Exercise aim: From the listing below, pull out every line where the string "fields" appears.
[start of Input rows]
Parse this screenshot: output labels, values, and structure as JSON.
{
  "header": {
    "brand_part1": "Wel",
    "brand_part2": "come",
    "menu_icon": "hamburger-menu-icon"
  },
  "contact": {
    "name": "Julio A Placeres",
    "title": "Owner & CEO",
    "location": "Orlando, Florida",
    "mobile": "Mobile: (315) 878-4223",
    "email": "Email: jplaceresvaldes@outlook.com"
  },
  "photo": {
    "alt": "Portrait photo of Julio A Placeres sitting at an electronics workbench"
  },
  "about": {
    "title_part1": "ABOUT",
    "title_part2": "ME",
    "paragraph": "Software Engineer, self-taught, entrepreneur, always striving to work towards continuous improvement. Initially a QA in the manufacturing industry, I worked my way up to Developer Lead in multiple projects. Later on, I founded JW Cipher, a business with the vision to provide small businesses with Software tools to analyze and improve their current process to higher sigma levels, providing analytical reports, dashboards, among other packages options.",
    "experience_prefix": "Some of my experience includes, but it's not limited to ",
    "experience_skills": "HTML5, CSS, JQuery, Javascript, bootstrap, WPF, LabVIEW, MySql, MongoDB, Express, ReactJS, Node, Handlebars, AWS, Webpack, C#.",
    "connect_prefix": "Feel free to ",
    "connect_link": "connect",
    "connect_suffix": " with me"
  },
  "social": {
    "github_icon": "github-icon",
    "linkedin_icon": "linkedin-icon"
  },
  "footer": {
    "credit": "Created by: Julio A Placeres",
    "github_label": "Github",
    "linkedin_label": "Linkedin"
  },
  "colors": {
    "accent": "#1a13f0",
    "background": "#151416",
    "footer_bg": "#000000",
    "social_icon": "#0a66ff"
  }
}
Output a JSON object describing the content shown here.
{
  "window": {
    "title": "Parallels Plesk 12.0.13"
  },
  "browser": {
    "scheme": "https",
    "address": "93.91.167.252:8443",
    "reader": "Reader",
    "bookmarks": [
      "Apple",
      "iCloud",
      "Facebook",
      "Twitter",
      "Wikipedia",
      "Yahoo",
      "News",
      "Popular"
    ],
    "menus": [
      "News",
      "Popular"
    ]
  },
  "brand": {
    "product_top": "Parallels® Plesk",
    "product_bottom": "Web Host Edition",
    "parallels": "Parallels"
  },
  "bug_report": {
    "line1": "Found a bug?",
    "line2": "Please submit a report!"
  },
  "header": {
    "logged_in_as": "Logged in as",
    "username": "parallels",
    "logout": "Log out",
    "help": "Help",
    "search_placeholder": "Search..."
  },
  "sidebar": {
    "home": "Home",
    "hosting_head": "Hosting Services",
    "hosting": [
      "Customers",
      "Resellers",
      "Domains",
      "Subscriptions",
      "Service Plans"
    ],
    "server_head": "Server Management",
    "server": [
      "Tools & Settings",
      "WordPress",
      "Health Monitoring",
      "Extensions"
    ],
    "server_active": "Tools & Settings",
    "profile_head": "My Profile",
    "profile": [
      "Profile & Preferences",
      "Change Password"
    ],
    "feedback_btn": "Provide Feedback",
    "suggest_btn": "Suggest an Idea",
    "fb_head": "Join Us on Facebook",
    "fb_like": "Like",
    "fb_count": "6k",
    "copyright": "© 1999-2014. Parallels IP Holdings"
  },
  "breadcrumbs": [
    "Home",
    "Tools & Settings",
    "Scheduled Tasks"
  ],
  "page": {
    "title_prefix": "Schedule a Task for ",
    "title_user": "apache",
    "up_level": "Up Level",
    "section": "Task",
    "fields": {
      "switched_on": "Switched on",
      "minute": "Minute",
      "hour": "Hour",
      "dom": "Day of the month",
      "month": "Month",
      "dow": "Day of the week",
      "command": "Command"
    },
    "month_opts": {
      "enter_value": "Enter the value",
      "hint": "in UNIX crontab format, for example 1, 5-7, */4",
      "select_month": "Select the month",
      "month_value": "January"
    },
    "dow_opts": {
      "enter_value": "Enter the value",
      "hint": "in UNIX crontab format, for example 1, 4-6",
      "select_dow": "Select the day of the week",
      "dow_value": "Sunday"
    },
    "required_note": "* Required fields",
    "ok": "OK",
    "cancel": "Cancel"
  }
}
[end of Input rows]
Solution:
    "fields": {
    "required_note": "* Required fields",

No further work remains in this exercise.